Search the entries for the word "dróg" and pull out each line that has it.

****************

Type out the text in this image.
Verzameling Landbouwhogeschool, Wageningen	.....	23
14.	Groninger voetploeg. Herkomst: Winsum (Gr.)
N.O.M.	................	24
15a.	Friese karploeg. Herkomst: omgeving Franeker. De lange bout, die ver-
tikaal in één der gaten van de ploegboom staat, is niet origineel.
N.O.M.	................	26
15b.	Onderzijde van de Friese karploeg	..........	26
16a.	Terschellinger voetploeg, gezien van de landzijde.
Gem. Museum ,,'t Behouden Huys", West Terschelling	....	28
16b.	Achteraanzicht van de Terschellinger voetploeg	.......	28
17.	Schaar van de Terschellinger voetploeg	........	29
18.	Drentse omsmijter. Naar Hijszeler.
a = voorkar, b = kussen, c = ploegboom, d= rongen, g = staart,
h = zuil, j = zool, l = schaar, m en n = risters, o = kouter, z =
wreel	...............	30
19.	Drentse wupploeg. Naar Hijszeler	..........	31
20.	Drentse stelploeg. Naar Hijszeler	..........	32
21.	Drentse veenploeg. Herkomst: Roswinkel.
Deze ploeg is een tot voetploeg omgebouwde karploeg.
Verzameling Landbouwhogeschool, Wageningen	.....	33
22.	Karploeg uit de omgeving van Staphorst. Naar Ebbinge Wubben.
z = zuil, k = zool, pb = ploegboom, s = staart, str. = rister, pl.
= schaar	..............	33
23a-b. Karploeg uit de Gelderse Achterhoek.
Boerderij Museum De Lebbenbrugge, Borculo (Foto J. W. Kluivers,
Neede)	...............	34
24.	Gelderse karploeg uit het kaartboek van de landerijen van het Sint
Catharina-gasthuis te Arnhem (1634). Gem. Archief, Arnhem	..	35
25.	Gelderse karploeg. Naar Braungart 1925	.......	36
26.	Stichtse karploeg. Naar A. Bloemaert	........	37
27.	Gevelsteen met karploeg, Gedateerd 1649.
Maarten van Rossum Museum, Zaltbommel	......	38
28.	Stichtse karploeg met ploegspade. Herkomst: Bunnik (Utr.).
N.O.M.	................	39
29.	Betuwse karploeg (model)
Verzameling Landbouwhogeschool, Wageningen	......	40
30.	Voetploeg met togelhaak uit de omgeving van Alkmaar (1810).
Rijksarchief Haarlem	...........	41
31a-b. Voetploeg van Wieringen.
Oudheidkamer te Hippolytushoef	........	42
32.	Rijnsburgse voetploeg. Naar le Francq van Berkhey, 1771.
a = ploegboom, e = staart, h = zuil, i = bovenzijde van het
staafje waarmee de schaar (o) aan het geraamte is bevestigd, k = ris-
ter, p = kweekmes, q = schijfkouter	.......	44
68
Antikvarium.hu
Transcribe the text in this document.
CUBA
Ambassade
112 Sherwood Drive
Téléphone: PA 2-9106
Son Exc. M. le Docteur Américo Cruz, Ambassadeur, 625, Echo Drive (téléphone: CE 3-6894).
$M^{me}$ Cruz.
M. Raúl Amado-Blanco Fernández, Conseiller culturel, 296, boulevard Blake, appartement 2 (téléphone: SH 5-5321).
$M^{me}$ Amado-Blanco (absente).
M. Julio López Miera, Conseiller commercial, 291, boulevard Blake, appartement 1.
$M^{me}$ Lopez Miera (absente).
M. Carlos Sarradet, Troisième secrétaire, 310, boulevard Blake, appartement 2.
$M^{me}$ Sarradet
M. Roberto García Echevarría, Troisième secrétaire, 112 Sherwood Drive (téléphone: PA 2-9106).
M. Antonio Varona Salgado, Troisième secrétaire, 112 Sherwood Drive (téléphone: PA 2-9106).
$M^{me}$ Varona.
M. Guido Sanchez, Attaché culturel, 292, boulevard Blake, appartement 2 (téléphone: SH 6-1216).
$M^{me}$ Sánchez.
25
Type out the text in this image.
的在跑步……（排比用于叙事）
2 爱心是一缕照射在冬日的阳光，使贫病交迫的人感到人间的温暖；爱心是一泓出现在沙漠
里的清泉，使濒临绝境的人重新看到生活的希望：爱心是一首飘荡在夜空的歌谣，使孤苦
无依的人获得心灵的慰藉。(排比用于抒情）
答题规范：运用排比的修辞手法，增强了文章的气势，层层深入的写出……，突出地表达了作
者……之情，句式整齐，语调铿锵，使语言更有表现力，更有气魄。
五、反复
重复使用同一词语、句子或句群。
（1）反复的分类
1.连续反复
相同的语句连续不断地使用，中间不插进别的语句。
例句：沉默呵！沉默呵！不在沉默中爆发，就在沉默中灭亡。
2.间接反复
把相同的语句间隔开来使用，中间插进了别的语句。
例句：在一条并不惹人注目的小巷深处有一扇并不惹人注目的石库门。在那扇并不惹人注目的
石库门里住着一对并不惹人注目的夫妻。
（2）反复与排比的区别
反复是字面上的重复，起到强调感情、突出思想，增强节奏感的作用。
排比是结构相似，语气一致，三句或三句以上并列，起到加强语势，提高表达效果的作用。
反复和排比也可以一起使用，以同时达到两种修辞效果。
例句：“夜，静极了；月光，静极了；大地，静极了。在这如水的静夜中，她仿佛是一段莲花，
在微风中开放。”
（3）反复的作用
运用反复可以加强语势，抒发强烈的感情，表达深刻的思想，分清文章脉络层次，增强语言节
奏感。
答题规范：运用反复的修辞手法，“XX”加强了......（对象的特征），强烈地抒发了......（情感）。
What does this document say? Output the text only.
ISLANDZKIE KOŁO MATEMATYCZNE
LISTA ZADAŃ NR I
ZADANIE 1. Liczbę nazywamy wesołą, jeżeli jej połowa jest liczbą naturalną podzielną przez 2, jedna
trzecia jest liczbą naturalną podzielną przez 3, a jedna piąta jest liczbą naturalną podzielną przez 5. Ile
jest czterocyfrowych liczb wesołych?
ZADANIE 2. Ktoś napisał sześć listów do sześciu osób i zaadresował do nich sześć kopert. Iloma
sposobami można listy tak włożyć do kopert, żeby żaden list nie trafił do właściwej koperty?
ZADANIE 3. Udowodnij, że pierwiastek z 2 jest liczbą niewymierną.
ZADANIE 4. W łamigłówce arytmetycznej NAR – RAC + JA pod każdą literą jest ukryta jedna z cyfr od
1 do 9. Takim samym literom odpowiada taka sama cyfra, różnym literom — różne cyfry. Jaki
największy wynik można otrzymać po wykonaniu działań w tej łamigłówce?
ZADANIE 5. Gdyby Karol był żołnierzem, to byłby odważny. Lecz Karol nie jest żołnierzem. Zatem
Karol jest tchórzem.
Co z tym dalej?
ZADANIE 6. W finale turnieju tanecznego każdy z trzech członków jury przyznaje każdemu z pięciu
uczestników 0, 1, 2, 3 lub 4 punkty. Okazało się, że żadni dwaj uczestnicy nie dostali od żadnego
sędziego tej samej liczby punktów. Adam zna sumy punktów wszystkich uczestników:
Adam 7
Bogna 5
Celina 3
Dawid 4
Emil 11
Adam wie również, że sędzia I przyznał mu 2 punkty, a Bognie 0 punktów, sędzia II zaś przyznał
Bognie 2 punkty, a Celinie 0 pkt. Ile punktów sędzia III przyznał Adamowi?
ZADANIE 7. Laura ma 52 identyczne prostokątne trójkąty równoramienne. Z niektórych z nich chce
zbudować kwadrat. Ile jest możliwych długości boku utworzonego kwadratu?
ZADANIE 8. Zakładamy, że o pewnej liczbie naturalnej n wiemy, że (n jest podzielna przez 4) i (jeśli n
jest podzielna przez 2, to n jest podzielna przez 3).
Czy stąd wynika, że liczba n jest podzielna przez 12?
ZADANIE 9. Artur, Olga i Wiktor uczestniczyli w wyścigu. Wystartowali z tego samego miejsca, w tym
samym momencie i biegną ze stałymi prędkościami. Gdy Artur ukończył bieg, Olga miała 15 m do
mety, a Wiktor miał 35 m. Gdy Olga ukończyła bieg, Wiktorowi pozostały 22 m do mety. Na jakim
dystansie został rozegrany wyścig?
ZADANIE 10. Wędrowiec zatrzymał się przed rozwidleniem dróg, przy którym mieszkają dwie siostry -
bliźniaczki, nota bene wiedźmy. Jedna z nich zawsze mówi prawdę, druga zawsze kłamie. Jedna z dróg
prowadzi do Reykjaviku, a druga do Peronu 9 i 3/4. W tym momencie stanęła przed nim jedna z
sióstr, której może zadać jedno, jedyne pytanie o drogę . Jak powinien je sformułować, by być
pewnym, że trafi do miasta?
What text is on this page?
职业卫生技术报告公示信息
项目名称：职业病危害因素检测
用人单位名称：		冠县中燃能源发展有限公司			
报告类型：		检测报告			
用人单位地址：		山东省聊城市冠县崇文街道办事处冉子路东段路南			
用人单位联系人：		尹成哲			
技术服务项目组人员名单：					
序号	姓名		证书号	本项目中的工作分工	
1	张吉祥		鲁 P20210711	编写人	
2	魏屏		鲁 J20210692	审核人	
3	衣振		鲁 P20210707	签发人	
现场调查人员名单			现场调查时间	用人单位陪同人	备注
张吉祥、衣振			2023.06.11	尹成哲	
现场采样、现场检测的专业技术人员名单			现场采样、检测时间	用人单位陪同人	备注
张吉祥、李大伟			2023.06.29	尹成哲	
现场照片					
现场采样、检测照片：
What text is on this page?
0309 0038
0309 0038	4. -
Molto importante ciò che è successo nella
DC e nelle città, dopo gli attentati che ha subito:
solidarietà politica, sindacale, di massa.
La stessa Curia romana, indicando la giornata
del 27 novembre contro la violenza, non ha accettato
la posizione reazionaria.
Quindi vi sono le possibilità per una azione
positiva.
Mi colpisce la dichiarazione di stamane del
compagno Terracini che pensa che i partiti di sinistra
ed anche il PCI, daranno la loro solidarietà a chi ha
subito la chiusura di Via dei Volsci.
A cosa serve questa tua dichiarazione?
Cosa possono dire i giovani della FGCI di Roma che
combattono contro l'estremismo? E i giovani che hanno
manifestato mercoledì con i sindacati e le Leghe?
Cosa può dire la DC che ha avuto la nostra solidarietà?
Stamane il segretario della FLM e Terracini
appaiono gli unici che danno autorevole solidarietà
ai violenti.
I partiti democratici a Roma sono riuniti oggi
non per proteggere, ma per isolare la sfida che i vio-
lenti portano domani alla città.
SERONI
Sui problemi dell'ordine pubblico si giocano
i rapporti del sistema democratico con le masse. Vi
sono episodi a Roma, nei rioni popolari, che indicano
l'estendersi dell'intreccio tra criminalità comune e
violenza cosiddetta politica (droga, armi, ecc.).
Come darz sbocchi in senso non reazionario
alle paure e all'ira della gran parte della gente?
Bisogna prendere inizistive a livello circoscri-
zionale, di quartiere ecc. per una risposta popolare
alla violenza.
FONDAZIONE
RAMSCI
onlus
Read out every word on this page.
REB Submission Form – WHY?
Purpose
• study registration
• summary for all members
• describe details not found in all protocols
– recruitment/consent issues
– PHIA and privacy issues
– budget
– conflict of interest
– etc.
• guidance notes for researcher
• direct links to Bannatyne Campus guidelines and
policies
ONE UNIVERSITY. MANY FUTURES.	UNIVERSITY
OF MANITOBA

****************

> **Answer to the exercise**:
ZADANIE 10. Wędrowiec zatrzymał się przed rozwidleniem dróg, przy którym mieszkają dwie siostry -
bliźniaczki, nota bene wiedźmy. Jedna z nich zawsze mówi prawdę, druga zawsze kłamie. Jedna z dróg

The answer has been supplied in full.